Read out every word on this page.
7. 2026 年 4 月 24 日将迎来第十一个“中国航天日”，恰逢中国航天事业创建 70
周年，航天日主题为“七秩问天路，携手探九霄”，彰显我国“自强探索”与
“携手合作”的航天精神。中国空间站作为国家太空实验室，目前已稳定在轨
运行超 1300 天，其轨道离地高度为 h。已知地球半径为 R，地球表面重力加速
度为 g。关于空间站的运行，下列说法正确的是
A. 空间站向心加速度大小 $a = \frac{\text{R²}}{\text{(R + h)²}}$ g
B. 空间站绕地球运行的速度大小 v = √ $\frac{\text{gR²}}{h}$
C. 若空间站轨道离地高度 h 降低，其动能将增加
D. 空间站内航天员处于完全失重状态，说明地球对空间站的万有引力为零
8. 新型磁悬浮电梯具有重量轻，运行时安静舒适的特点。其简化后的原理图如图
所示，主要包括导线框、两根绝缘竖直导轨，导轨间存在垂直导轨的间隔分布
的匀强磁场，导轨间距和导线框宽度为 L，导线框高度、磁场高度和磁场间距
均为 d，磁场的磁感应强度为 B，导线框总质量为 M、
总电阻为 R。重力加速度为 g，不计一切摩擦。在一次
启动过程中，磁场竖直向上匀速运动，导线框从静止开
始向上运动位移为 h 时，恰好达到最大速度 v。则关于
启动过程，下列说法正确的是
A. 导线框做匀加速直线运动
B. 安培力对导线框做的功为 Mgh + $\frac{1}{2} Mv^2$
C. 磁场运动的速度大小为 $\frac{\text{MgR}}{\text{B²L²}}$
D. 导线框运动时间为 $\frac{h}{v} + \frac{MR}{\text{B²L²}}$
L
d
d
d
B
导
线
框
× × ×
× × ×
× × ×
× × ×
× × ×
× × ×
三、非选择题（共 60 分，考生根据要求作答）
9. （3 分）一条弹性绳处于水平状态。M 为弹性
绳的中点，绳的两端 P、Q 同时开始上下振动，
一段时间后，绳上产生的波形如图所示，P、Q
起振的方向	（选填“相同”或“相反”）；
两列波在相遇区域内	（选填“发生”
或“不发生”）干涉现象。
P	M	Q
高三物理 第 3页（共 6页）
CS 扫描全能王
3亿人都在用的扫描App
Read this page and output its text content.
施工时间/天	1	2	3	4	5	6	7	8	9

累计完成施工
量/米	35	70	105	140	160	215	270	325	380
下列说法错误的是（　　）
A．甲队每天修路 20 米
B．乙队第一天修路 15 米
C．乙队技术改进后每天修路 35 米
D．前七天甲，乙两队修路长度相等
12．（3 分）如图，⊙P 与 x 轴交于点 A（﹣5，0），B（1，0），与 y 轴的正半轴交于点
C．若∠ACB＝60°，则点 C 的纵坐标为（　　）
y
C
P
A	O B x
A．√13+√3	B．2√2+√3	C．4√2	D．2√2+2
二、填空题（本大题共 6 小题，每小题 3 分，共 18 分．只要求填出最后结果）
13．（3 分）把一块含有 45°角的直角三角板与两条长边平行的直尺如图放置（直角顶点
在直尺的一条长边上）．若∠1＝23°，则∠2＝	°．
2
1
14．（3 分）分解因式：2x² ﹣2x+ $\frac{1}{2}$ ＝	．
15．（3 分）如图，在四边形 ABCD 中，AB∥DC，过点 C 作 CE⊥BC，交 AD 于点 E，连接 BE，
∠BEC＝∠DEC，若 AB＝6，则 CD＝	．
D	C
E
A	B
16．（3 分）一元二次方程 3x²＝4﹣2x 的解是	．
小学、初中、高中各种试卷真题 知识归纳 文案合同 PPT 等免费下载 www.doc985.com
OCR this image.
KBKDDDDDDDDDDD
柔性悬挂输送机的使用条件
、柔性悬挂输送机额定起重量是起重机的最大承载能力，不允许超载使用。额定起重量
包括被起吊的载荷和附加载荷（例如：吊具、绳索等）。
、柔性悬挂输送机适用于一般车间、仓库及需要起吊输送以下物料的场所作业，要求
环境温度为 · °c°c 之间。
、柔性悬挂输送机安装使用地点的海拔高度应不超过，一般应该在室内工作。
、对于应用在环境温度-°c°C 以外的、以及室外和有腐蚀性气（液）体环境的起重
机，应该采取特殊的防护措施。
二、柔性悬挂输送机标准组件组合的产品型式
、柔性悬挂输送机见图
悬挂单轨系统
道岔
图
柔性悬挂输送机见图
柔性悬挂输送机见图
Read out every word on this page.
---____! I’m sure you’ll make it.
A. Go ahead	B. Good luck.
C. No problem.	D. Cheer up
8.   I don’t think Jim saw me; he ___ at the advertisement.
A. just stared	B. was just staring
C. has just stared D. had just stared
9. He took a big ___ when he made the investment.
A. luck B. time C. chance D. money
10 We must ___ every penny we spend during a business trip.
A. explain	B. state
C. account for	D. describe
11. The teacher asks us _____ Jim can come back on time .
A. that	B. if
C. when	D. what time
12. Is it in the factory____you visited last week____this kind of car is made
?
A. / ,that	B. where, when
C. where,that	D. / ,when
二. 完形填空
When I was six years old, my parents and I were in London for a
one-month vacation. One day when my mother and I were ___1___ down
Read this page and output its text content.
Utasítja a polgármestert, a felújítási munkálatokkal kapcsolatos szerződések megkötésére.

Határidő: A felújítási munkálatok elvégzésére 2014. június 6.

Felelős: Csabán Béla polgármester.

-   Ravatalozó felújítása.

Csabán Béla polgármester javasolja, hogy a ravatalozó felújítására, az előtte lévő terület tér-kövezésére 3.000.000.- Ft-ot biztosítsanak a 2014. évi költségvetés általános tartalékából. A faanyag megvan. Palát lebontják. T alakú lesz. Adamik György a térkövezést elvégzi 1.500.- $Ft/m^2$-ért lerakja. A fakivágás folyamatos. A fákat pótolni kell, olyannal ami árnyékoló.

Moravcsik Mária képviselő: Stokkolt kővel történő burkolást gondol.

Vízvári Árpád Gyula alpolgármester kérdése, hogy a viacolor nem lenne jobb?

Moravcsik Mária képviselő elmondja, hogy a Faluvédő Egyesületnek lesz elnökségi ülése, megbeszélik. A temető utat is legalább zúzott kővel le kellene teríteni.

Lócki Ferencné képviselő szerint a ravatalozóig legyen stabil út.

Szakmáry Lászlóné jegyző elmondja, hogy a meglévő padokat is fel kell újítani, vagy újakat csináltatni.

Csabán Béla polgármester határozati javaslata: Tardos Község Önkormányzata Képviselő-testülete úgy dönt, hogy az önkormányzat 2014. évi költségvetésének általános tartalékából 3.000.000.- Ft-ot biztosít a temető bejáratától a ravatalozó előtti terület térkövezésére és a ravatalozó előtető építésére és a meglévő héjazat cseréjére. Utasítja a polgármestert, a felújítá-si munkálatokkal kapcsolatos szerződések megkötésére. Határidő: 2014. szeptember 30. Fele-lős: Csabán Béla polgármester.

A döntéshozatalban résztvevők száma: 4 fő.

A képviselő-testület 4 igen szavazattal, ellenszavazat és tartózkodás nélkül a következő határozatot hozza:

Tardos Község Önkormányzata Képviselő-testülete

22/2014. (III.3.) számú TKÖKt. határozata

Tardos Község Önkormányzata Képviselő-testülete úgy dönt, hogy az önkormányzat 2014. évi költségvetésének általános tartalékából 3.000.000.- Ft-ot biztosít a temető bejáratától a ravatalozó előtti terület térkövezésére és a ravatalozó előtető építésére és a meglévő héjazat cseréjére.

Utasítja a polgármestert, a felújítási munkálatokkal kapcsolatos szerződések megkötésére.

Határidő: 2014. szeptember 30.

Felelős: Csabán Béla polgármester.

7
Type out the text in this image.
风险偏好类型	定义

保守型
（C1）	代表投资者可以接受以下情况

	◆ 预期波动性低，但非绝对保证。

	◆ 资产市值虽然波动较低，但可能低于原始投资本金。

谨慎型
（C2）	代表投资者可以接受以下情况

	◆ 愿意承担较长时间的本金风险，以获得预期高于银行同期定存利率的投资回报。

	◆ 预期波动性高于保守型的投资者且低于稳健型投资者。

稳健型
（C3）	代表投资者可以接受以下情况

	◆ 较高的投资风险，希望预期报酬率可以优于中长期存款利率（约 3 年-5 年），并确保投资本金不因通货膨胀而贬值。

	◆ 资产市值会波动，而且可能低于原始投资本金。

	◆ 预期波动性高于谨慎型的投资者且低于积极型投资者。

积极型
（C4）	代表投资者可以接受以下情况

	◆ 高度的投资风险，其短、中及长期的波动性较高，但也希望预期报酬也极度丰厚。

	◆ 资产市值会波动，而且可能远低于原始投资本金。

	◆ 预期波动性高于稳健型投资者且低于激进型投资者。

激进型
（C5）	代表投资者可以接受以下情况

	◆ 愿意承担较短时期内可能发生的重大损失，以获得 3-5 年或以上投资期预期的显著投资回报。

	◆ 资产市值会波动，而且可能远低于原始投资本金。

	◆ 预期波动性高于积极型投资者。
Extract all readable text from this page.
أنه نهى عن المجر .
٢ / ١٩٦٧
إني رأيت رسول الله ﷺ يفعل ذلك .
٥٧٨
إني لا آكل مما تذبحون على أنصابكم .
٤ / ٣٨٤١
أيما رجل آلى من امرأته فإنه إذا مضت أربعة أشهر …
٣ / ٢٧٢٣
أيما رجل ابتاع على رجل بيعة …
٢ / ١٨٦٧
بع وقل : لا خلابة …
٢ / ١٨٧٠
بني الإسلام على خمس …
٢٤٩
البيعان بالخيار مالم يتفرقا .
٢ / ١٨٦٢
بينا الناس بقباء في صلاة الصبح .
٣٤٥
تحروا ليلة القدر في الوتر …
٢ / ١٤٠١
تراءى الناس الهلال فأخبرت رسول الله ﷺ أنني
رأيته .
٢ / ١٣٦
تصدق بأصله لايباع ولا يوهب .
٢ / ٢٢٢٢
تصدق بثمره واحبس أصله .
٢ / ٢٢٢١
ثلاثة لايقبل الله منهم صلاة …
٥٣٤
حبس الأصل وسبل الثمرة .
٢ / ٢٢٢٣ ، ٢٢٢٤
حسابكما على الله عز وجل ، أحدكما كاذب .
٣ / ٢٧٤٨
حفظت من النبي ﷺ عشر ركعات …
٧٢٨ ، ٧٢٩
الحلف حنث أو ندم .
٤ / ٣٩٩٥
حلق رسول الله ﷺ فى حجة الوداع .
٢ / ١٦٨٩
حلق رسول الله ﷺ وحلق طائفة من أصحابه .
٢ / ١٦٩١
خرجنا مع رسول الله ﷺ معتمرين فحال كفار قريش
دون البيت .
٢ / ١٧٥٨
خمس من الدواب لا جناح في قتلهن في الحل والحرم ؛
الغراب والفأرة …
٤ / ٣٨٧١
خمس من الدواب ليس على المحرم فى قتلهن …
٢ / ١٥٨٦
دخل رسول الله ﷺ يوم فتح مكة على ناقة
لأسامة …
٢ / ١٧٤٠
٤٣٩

· · · · ·

— Your goal —
Every line that holds the word "testülete" should be extracted.

— Output of the task —
Csabán Béla polgármester határozati javaslata: Tardos Község Önkormányzata Képviselő-testülete úgy dönt, hogy az önkormányzat 2014. évi költségvetésének általános tartalékából 3.000.000.- Ft-ot biztosít a temető bejáratától a ravatalozó előtti terület térkövezésére és a ravatalozó előtető építésére és a meglévő héjazat cseréjére. Utasítja a polgármestert, a felújítá-si munkálatokkal kapcsolatos szerződések megkötésére. Határidő: 2014. szeptember 30. Fele-lős: Csabán Béla polgármester.
Tardos Község Önkormányzata Képviselő-testülete
Tardos Község Önkormányzata Képviselő-testülete úgy dönt, hogy az önkormányzat 2014. évi költségvetésének általános tartalékából 3.000.000.- Ft-ot biztosít a temető bejáratától a ravatalozó előtti terület térkövezésére és a ravatalozó előtető építésére és a meglévő héjazat cseréjére.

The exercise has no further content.